» Dataset:
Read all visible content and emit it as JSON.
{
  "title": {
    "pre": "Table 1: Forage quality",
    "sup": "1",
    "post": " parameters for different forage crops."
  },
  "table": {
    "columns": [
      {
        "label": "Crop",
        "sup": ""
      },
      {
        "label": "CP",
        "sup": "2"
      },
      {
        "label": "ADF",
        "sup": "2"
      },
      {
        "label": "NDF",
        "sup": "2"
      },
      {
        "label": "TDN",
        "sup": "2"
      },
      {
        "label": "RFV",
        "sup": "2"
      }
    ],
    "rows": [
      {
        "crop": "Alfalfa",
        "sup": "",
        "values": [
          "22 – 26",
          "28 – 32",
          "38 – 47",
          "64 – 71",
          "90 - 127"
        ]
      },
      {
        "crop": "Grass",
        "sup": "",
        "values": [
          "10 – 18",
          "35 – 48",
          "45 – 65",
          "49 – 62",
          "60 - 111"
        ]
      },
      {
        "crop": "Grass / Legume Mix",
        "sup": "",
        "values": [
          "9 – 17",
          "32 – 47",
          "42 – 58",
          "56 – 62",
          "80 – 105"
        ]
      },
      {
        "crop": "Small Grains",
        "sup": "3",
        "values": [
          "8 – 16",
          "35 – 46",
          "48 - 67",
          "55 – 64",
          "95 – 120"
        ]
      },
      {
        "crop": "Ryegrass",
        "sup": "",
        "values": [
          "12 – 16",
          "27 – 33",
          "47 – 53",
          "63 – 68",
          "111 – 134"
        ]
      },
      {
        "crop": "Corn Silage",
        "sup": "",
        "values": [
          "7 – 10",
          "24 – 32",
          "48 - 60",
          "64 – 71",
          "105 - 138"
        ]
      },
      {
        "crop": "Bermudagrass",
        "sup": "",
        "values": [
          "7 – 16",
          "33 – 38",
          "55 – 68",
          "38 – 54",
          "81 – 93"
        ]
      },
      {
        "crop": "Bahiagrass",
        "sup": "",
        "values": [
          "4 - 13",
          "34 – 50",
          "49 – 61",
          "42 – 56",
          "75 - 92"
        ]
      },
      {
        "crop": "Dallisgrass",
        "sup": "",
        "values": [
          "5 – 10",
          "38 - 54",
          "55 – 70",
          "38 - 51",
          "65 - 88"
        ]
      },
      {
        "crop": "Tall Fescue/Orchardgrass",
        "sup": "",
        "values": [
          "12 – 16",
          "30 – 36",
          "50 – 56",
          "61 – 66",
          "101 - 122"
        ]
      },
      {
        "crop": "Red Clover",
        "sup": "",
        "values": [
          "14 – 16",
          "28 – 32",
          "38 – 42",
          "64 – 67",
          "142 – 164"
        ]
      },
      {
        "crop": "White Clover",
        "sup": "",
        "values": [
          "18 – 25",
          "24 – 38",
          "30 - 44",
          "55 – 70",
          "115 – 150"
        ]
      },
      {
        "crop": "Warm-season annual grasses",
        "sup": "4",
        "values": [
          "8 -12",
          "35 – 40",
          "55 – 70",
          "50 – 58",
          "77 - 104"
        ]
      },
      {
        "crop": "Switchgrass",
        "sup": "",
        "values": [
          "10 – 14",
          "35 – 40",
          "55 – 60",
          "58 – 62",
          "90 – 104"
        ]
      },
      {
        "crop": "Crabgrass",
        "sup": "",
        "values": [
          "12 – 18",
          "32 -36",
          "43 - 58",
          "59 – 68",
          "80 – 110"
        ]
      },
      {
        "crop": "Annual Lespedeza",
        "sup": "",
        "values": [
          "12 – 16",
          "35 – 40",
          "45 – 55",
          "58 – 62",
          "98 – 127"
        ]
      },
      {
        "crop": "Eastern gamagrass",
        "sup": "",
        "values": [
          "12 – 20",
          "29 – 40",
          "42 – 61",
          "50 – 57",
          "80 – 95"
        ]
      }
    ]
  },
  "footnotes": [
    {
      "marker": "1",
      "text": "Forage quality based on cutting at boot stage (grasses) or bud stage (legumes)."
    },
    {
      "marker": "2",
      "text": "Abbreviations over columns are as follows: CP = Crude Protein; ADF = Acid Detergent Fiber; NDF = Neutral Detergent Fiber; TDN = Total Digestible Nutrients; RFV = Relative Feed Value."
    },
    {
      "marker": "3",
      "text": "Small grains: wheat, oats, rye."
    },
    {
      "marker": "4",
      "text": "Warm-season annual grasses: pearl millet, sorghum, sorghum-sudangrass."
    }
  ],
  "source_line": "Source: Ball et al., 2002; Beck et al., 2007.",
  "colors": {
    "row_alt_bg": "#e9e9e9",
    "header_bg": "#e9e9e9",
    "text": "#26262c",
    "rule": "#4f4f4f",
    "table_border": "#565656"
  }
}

» Exercise instructions: Write out each line above with the word "columns".

» Answer below:
    "columns": [
      "text": "Abbreviations over columns are as follows: CP = Crude Protein; ADF = Acid Detergent Fiber; NDF = Neutral Detergent Fiber; TDN = Total Digestible Nutrients; RFV = Relative Feed Value."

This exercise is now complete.